§ Required work: Report how many lines include the word "这是我在你内心深处找到的东西", and nothing besides that number.

------ Data to use ------

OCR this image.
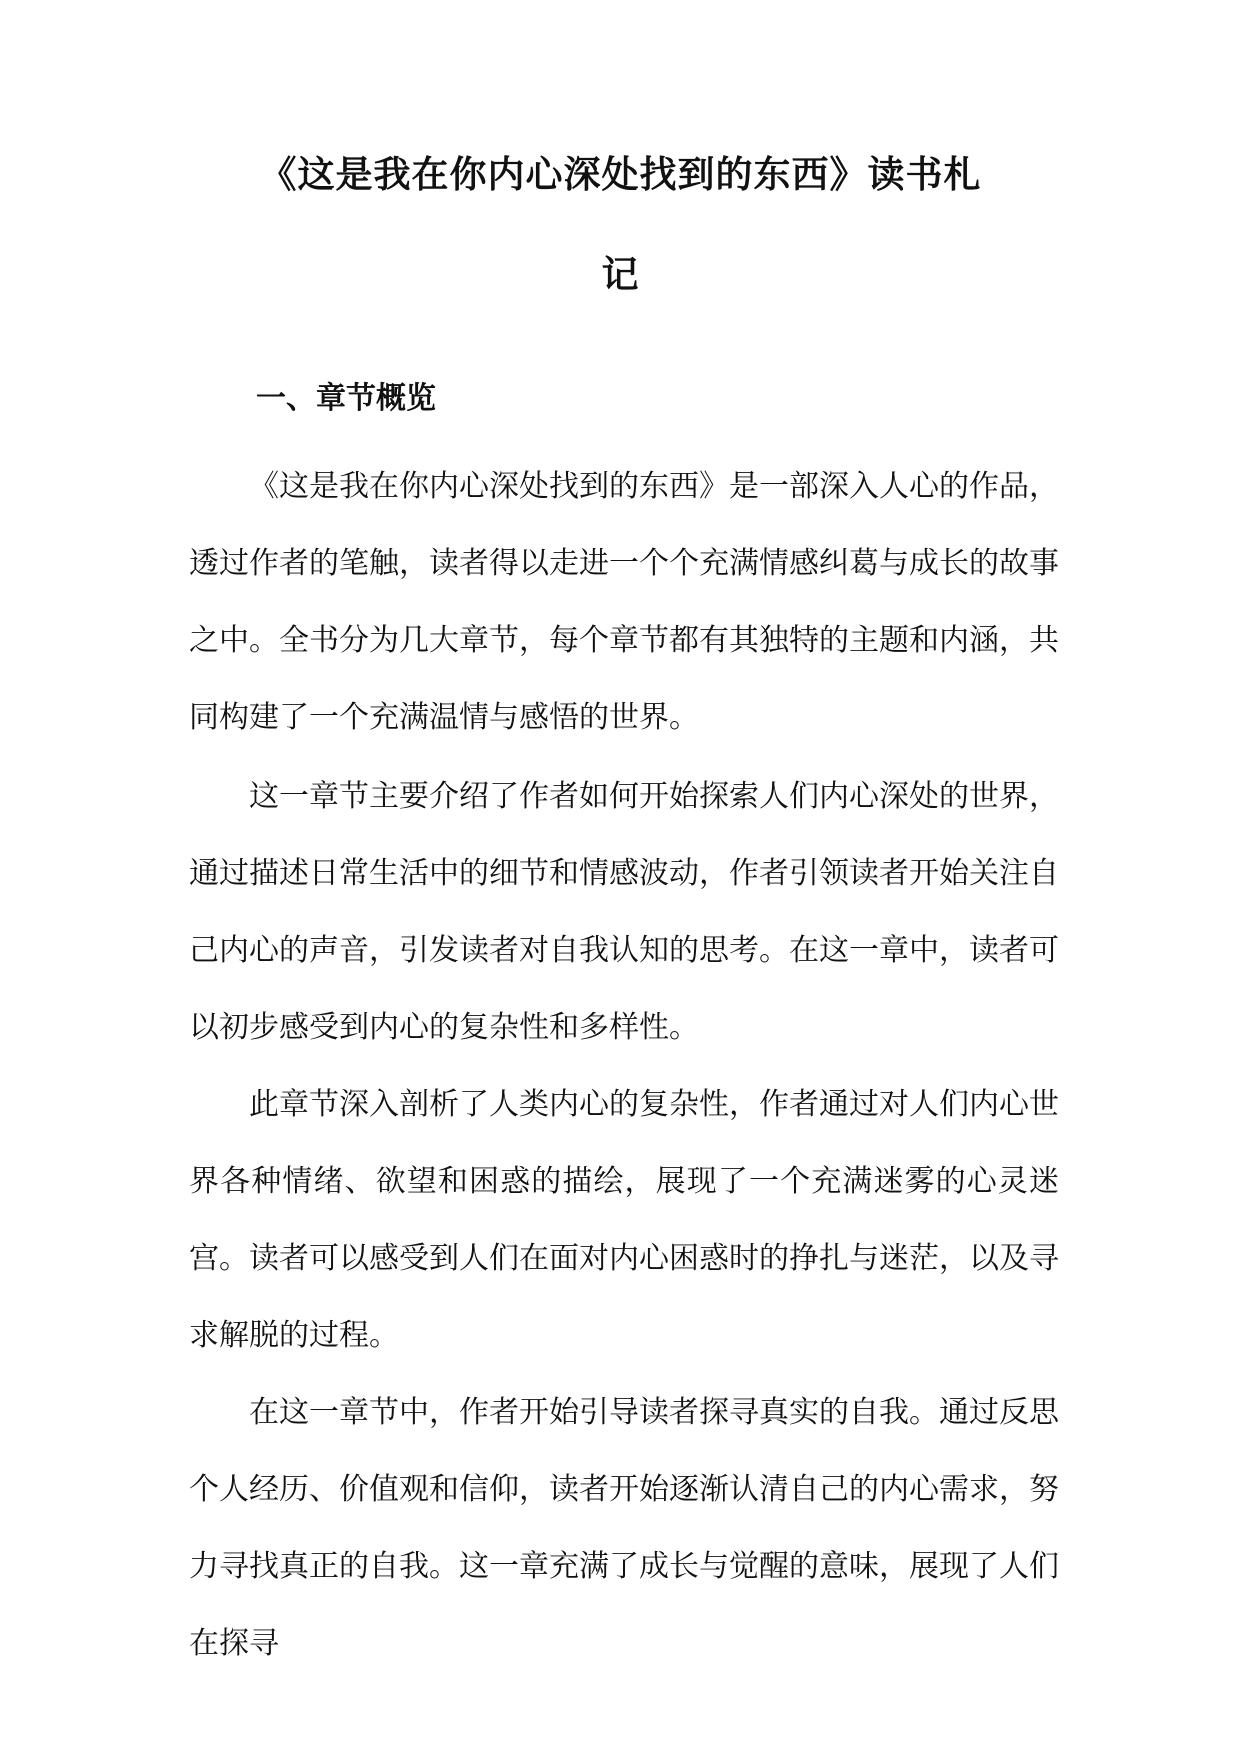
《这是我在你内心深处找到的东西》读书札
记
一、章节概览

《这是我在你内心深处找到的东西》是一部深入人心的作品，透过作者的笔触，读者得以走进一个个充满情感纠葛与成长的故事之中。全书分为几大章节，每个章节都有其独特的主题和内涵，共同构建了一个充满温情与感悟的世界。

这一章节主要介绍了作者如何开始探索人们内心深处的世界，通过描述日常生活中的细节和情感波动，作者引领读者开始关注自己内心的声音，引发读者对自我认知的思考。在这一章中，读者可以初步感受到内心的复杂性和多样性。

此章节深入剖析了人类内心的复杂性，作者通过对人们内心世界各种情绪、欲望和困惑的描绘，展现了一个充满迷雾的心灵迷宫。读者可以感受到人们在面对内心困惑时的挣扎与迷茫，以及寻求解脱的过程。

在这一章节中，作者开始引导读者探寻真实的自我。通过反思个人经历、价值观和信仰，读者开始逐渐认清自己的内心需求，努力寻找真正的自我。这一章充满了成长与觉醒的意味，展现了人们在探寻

------

§ Solution for this task: 2